*** Record extracts
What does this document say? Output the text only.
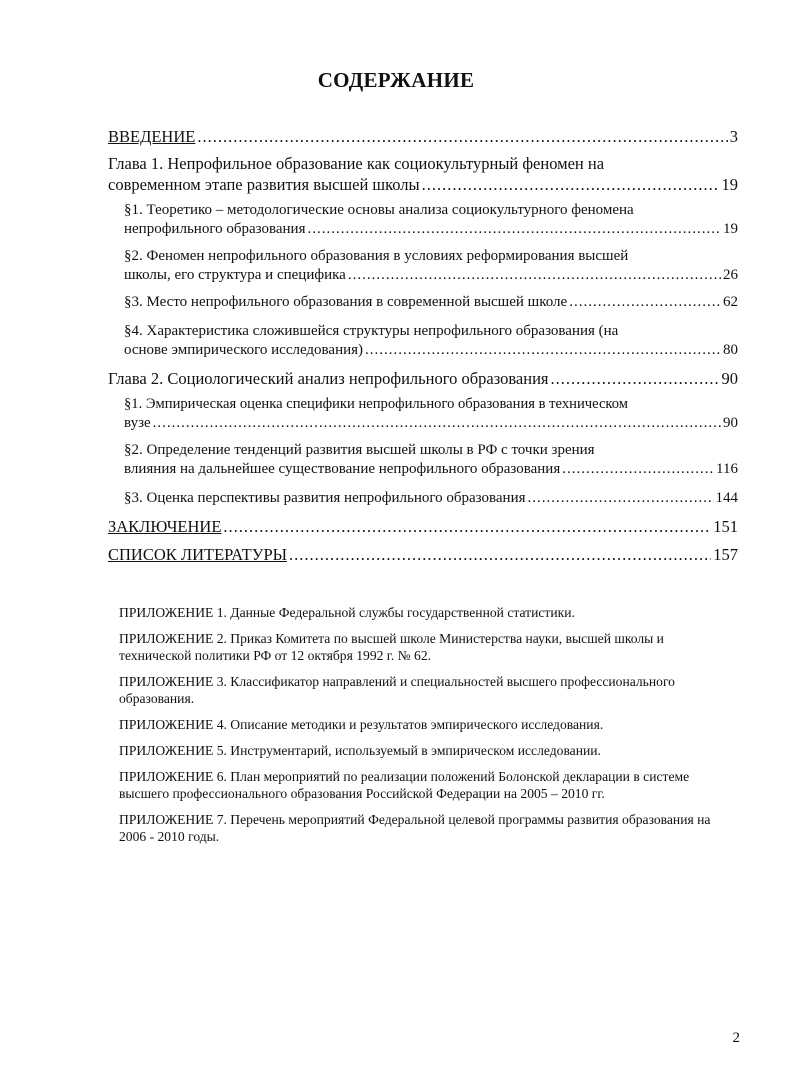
СОДЕРЖАНИЕ
ВВЕДЕНИЕ .....	3
Глава 1. Непрофильное образование как социокультурный феномен на
современном этапе развития высшей школы .....	19
§1. Теоретико – методологические основы анализа социокультурного феномена
непрофильного образования .....	19
§2. Феномен непрофильного образования в условиях реформирования высшей
школы, его структура и специфика .....	26
§3. Место непрофильного образования в современной высшей школе .....	62
§4. Характеристика сложившейся структуры непрофильного образования (на
основе эмпирического исследования) .....	80
Глава 2. Социологический анализ непрофильного образования .....	90
§1. Эмпирическая оценка специфики непрофильного образования в техническом
вузе .....	90
§2. Определение тенденций развития высшей школы в РФ с точки зрения
влияния на дальнейшее существование непрофильного образования .....	116
§3. Оценка перспективы развития непрофильного образования .....	144
ЗАКЛЮЧЕНИЕ .....	151
СПИСОК ЛИТЕРАТУРЫ .....	157
ПРИЛОЖЕНИЕ 1. Данные Федеральной службы государственной статистики.
ПРИЛОЖЕНИЕ 2. Приказ Комитета по высшей школе Министерства науки, высшей школы и технической политики РФ от 12 октября 1992 г. № 62.
ПРИЛОЖЕНИЕ 3. Классификатор направлений и специальностей высшего профессионального образования.
ПРИЛОЖЕНИЕ 4. Описание методики и результатов эмпирического исследования.
ПРИЛОЖЕНИЕ 5. Инструментарий, используемый в эмпирическом исследовании.
ПРИЛОЖЕНИЕ 6. План мероприятий по реализации положений Болонской декларации в системе высшего профессионального образования Российской Федерации на 2005 – 2010 гг.
ПРИЛОЖЕНИЕ 7. Перечень мероприятий Федеральной целевой программы развития образования на 2006 - 2010 годы.
2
******
Exercise objective:
Copy all lines of the listing above that contain the string "школе".

Written answer:
§3. Место непрофильного образования в современной высшей школе .....	62
ПРИЛОЖЕНИЕ 2. Приказ Комитета по высшей школе Министерства науки, высшей школы и технической политики РФ от 12 октября 1992 г. № 62.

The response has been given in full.